■ Do this
Copy out the lines that include the word "other".

■ Records for this exercise
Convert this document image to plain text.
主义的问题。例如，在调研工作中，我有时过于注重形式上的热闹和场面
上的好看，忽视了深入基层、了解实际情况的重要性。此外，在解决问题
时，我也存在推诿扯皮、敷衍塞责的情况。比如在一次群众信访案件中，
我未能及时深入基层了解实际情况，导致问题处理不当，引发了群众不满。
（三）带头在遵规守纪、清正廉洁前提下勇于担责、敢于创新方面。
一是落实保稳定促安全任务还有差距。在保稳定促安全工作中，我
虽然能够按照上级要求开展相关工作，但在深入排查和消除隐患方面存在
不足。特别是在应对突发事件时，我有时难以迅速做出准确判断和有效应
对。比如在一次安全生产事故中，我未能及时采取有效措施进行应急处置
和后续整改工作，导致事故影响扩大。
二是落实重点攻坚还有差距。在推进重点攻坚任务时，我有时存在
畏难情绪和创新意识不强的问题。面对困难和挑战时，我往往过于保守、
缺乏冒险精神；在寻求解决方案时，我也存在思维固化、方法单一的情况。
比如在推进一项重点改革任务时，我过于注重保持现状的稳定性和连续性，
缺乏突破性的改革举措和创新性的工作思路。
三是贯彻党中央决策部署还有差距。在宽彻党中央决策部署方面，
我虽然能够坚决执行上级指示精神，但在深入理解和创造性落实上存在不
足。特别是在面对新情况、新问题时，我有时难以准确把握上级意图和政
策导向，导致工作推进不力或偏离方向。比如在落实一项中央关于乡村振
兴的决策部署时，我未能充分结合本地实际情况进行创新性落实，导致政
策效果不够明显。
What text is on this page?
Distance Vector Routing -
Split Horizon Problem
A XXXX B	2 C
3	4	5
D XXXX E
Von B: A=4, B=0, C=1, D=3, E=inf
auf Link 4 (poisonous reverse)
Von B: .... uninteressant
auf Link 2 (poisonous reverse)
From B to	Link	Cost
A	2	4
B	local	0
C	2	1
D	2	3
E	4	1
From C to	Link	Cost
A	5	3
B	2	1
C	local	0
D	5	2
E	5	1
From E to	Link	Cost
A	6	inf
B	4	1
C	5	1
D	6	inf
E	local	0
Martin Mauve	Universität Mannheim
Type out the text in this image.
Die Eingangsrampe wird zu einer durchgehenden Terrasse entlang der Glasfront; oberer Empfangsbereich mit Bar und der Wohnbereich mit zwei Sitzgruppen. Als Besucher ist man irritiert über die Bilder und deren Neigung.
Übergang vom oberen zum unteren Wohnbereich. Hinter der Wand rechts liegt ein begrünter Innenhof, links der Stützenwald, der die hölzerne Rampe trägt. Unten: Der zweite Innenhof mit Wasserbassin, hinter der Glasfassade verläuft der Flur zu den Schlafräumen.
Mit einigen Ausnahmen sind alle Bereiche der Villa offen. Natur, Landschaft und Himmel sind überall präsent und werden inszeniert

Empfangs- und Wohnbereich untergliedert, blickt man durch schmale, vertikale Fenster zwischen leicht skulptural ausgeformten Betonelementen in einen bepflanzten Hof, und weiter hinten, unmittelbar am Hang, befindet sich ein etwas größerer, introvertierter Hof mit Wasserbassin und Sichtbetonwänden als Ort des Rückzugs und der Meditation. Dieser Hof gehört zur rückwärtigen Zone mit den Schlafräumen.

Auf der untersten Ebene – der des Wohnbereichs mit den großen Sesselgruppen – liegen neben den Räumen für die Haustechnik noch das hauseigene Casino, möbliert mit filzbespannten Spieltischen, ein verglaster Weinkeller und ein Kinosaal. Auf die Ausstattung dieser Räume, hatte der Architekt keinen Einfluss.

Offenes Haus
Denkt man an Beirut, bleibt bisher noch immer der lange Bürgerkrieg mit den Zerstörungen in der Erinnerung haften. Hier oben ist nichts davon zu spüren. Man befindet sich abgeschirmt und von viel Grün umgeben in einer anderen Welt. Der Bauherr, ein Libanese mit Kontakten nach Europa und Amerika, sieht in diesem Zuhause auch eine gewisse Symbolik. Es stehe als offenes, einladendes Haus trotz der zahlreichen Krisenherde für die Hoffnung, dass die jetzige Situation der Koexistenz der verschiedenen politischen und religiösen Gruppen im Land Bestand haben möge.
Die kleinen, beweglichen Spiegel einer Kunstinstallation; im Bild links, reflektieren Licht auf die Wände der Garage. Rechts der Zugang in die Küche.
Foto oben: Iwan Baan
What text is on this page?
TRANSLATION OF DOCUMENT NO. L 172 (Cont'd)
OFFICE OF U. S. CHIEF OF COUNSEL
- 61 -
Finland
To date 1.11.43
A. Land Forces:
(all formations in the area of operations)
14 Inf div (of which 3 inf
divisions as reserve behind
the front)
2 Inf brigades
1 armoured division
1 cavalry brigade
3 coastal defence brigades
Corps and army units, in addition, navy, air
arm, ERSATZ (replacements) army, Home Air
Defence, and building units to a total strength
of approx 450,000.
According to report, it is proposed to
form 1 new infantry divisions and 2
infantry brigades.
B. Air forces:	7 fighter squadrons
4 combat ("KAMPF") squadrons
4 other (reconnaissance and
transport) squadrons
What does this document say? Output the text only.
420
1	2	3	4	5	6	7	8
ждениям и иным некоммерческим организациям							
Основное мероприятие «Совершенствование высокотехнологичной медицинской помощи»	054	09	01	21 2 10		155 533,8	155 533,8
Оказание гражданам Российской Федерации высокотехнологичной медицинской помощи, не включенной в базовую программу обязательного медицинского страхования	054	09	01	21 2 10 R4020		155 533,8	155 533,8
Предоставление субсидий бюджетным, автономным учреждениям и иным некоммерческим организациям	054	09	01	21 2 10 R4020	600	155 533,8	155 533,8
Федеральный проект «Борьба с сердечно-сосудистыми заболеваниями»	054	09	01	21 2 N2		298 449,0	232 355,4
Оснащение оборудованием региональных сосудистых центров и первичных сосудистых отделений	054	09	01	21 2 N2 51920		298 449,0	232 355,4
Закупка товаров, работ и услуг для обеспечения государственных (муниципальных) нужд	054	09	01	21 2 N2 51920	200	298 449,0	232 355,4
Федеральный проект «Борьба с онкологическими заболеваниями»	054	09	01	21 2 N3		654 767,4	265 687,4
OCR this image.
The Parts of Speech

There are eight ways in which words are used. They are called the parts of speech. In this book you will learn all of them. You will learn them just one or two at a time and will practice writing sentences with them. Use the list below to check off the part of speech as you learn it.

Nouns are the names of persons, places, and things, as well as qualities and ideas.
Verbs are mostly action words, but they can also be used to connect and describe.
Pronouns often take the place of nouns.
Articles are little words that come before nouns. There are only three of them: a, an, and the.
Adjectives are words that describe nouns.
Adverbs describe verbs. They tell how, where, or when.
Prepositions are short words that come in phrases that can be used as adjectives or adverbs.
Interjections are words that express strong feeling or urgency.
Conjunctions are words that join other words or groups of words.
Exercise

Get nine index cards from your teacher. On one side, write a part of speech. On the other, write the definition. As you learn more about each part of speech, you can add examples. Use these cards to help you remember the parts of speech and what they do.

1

■ Output of the exercise
4 other (reconnaissance and
Conjunctions are words that join other words or groups of words.
Get nine index cards from your teacher. On one side, write a part of speech. On the other, write the definition. As you learn more about each part of speech, you can add examples. Use these cards to help you remember the parts of speech and what they do.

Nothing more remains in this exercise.